═════ DOCUMENT ═════
Felgengauer then recites the Main Military Prosecutor’s announcement that barracks violence is up 50 percent in 2010.  He says incidents of open ‘hooliganism,’ criminal violence, and inter-ethnic conflict are all rising.  And only a declining number of officers is there to hold all this together – with the help of an inadequate NCO corps.  This is why, says Felgengauer, the Soviet officer corps relied on dedovshchina as a lever to keep order among the troops.  He may be suggesting Russian officers are doing the same thing now.

He concludes many are dissatisfied with this state of affairs, and they all focus blame on Serdyukov, somewhat unfairly, according to Felgengauer.  Criticism is focused on the man who actually tried to fix Russia’s decaying defense department, and not his predecessors who drove it to ruin.

Of course, one could ask Felgengauer isn’t this the fate of all reformers?  Maybe those being reformed were happy with the decaying and ineffective bureaucracy and forces that were comfortable, and perhaps profitable, for them.

Felgengauer returns to the issue of attempts to train NCOs.  Instead of officers, military schools are supposed to prepare sergeants instead.  But only the erstwhile Ryazan Higher Airborne Command School is actually doing it, and, ironically, this is where the storm over Serdyukov arose.

Felgengauer concludes that Putin and Medvedev agreed with Serdyukov’s reforms, and so they aren’t ready to dismiss him now.  But the problems and tensions surrounding the Defense Ministry are growing.

In a kind of postscript, Felgengauer sees the decision for military police as something of a ridiculous answer to disorder in the army.  First, they will be selected from the ranks of the most disgruntled – the dismissed officers.  The concept behind using some ‘dissatisfied-dismissed’ to keep order among other dissatisfied is just a little inscrutable.  And, in the best case, it’ll take over a year to change all the laws and regulations to allow military police to operate.  Will Serdyukov and his reforms remain intact by then?

Military Not Ready for Winter

Regional Development Minister Viktor Basargin apparently doesn’t want to share any of the blame this winter.

At a government meeting today, Basargin said he’s worried about whether military towns are capable of preparing for winter in the necessary fashion.  ITAR-TASS quoted him:

“This year problems with preparation for winter have already arisen in 95 percent of military towns.”

He said there are places like St. Petersburg providing positive examples, but “in a number of regions the military is hiding the true state of affairs from the administration.”

He indicated this could lead to recurrences of last winter’s situation with the frozen ‘Steppe’ garrison in Transbaykal.

Basargin added:

“Minregion and the MVD have taken this situation under firm control, I have reported to the chairman of the government [Putin] about it.  The decision was singular:  all military towns have to perform all procedures mandatory for civilian populated areas.  I ask administrators in all areas to give this special attention.”

So Basargin’s decided in advance he won’t take the heat (or lack of it) and the blame this year.  It’s all shifted squarely, and early, onto the Defense Ministry.  One finds it a little odd that Basargin and Minregion would call Serdyukov out so publicly over this.  Maybe they really see disaster looming.
═════ INFORMATION SUPPLIED ═════
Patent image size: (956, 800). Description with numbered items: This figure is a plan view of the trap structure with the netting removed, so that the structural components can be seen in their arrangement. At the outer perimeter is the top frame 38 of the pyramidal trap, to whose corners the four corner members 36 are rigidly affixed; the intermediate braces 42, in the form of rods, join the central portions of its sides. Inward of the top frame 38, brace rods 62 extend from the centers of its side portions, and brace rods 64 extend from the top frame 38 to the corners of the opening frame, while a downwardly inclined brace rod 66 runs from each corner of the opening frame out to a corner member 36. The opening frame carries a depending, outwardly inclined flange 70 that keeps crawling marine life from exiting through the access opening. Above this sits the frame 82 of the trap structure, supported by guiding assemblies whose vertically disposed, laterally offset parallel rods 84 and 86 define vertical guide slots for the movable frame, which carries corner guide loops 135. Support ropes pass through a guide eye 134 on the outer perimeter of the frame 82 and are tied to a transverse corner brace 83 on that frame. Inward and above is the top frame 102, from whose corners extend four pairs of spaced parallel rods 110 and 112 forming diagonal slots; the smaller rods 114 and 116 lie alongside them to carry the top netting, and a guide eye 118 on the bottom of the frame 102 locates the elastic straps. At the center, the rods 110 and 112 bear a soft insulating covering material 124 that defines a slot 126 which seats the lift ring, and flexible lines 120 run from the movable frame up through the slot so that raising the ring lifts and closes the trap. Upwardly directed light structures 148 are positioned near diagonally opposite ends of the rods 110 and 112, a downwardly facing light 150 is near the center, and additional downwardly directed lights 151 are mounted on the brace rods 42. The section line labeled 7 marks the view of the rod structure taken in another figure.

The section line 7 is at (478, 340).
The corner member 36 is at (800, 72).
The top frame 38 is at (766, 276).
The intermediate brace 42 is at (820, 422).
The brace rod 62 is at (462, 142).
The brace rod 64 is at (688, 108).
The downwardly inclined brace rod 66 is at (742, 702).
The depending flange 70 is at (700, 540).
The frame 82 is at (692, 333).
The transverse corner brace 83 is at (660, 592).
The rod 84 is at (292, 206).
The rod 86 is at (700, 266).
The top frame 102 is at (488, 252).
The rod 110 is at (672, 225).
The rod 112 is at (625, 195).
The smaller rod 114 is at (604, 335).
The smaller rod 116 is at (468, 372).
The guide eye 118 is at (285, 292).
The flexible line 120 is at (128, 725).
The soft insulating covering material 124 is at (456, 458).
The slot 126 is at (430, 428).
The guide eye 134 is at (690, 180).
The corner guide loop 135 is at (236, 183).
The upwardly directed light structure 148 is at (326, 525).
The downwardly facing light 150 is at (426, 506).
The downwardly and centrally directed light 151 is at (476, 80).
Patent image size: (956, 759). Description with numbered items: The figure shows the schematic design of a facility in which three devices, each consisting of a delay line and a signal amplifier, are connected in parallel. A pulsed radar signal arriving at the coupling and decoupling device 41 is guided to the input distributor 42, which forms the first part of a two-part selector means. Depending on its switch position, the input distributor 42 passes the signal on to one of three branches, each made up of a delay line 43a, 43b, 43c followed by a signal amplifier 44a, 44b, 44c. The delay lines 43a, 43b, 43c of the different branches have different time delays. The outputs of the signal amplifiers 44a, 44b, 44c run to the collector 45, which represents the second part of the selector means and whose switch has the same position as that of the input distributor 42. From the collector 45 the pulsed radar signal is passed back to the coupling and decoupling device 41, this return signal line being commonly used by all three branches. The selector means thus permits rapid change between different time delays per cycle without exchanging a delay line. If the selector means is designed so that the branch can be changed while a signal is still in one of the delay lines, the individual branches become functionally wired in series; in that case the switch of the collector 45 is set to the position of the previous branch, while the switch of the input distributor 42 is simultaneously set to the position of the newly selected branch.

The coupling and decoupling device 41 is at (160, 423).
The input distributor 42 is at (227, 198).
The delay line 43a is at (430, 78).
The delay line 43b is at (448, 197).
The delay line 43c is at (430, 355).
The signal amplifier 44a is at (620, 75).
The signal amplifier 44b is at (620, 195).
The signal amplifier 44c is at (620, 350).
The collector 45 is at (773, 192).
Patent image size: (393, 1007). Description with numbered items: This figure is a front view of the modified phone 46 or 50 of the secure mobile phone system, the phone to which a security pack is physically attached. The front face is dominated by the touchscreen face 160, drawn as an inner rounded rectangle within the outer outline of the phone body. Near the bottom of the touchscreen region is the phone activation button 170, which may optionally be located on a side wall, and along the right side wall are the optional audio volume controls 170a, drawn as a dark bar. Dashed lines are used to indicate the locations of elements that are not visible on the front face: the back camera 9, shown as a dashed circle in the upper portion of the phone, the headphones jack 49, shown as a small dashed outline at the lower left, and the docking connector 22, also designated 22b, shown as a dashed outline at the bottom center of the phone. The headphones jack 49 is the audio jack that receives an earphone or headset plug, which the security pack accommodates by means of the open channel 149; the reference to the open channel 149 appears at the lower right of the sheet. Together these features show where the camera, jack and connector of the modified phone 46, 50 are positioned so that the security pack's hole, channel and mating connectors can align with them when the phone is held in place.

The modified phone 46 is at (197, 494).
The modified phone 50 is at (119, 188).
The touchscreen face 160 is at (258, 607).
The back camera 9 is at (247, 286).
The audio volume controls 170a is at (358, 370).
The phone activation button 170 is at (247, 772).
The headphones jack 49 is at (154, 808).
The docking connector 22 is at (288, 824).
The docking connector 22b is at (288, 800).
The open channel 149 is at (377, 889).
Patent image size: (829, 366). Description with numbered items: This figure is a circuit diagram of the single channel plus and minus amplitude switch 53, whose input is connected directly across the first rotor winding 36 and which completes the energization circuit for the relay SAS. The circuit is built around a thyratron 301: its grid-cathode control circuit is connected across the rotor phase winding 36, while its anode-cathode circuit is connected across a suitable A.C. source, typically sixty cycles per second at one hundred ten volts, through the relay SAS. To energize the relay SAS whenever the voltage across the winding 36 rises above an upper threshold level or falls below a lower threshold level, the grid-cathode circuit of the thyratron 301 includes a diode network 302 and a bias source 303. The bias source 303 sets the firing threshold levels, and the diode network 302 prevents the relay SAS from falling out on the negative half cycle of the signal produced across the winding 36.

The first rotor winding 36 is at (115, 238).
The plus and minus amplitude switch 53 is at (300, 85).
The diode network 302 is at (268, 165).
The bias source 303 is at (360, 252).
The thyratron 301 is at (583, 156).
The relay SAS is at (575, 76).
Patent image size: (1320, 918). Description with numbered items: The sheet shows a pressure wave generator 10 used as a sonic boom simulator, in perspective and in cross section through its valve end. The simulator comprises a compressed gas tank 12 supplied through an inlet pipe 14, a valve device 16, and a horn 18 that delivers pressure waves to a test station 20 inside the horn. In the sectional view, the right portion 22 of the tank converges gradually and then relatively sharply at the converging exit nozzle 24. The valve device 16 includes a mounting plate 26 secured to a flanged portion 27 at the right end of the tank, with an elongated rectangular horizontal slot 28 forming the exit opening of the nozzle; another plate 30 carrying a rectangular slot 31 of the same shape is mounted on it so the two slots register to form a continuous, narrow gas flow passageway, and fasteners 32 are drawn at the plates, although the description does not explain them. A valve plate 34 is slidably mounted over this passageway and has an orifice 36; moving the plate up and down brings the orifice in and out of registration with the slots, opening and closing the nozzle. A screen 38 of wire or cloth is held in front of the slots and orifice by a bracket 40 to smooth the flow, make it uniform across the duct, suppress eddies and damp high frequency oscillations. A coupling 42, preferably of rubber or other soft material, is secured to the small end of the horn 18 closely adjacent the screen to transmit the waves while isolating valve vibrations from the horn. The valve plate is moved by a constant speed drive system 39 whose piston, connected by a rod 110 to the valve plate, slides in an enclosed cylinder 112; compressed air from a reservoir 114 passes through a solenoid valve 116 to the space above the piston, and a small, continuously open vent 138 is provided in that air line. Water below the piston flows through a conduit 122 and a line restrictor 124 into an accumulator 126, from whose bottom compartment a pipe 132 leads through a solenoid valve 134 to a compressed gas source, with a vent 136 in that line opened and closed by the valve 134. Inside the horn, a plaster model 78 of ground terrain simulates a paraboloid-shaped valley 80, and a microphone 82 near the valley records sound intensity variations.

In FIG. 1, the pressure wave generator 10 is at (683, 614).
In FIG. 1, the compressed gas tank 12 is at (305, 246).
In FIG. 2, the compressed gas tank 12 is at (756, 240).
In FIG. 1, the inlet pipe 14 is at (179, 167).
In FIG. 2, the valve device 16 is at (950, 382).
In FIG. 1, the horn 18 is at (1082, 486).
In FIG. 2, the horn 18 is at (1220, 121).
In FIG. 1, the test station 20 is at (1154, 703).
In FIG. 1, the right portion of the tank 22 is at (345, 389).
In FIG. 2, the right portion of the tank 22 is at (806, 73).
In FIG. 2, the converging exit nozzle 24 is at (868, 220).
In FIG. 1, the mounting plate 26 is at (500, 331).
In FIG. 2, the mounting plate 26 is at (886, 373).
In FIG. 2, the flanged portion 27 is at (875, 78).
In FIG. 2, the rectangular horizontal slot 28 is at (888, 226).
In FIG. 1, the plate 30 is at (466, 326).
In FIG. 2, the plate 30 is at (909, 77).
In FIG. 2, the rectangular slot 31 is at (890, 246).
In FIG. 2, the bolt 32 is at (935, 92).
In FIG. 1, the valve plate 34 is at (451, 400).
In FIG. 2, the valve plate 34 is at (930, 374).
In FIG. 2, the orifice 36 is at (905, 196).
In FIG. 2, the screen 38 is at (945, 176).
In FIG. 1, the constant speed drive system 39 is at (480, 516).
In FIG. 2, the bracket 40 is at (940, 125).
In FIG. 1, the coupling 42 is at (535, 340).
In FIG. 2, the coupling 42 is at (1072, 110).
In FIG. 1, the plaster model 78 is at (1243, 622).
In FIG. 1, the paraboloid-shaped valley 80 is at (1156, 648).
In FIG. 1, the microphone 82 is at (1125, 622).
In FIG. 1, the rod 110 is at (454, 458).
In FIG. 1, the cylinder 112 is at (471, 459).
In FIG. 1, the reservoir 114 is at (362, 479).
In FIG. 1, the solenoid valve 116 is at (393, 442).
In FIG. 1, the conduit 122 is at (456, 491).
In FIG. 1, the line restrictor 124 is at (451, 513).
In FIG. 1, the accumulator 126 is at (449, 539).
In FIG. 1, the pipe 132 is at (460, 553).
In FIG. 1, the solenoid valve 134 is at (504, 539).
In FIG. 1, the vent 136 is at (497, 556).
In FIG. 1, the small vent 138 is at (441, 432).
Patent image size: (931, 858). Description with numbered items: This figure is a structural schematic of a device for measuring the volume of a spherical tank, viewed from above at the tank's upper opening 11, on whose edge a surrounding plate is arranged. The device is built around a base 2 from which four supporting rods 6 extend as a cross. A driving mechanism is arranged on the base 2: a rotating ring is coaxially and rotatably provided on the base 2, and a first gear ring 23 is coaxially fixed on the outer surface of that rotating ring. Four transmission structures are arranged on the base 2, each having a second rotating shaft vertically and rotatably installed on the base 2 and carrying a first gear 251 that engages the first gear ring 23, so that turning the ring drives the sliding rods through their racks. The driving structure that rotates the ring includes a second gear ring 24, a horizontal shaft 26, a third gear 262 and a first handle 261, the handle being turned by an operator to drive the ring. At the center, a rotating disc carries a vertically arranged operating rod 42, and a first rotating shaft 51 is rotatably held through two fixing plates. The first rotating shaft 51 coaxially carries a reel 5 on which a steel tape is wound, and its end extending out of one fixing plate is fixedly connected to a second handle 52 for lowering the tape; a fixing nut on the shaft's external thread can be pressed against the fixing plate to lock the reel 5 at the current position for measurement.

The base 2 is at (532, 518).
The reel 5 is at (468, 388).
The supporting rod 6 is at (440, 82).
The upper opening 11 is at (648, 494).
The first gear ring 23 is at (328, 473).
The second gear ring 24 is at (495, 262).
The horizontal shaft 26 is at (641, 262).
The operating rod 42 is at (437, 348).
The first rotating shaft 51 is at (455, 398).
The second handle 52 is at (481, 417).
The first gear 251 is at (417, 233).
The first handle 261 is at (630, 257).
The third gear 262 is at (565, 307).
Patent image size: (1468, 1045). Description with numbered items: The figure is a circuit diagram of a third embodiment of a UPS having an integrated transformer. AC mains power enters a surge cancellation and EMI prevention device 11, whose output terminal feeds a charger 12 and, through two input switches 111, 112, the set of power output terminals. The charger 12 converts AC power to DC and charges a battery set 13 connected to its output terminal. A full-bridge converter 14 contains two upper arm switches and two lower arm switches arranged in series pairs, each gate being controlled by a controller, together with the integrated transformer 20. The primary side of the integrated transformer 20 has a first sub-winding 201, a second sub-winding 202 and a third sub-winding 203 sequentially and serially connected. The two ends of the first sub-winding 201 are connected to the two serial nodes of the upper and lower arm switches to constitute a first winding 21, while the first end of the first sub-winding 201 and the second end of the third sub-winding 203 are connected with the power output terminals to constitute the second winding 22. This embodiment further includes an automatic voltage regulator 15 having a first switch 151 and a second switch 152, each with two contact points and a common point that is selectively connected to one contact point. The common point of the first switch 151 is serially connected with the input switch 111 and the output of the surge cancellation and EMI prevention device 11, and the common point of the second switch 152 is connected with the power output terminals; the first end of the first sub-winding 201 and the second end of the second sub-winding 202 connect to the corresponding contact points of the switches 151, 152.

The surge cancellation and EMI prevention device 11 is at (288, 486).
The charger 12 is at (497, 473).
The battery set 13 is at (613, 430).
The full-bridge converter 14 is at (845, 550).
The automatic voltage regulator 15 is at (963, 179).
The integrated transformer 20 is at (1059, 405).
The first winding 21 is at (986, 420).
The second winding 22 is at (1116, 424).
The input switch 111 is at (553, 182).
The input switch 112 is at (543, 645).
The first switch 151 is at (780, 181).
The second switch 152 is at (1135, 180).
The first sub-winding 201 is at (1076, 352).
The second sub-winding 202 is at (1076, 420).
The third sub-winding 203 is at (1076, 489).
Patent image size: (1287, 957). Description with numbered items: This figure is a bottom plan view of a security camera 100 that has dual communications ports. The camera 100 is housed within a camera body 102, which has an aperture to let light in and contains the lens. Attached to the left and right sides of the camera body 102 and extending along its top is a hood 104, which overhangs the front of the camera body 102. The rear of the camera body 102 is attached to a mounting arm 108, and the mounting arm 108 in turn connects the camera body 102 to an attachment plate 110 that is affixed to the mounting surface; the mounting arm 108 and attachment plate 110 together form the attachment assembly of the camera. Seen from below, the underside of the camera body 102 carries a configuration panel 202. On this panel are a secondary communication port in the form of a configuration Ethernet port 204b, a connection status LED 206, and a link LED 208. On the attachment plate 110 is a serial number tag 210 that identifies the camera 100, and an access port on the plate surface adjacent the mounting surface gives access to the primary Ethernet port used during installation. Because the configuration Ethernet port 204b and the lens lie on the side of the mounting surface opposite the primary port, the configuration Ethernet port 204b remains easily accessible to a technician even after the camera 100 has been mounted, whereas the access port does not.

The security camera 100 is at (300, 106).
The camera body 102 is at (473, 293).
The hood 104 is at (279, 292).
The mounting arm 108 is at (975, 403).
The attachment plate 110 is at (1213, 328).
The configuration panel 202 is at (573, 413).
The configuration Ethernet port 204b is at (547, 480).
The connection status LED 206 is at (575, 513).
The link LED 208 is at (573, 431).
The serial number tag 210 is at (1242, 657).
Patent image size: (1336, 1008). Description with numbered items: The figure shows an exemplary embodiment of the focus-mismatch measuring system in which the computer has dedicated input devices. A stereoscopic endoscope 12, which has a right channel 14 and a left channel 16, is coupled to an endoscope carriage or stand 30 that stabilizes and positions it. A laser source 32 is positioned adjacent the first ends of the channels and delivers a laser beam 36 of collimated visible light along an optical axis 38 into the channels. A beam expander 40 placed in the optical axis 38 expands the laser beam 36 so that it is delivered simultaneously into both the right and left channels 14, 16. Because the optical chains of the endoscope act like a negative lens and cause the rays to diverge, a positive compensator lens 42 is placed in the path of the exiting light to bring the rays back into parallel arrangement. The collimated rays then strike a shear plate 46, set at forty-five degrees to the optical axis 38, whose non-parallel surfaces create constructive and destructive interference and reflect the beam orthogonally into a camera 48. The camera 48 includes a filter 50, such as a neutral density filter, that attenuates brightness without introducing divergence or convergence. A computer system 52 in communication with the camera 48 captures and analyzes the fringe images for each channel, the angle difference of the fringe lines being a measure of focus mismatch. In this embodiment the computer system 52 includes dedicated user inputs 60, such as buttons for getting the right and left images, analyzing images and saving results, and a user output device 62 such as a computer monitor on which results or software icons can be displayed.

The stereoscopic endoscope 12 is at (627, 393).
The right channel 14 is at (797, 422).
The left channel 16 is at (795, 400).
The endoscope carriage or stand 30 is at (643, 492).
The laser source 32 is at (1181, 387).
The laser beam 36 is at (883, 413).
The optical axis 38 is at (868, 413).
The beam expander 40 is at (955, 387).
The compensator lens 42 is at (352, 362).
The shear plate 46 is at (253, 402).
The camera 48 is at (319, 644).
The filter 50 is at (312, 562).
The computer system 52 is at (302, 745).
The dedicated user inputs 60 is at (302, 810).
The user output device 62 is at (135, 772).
═════
WHAT IS ASKED: Repeat the part of the post on Russia's military from "He concludes many are" through "profitable, for them." word for word.

ANSWER FOR THIS EXERCISE:
He concludes many are dissatisfied with this state of affairs, and they all focus blame on Serdyukov, somewhat unfairly, according to Felgengauer.  Criticism is focused on the man who actually tried to fix Russia’s decaying defense department, and not his predecessors who drove it to ruin.

Of course, one could ask Felgengauer isn’t this the fate of all reformers?  Maybe those being reformed were happy with the decaying and ineffective bureaucracy and forces that were comfortable, and perhaps profitable, for them.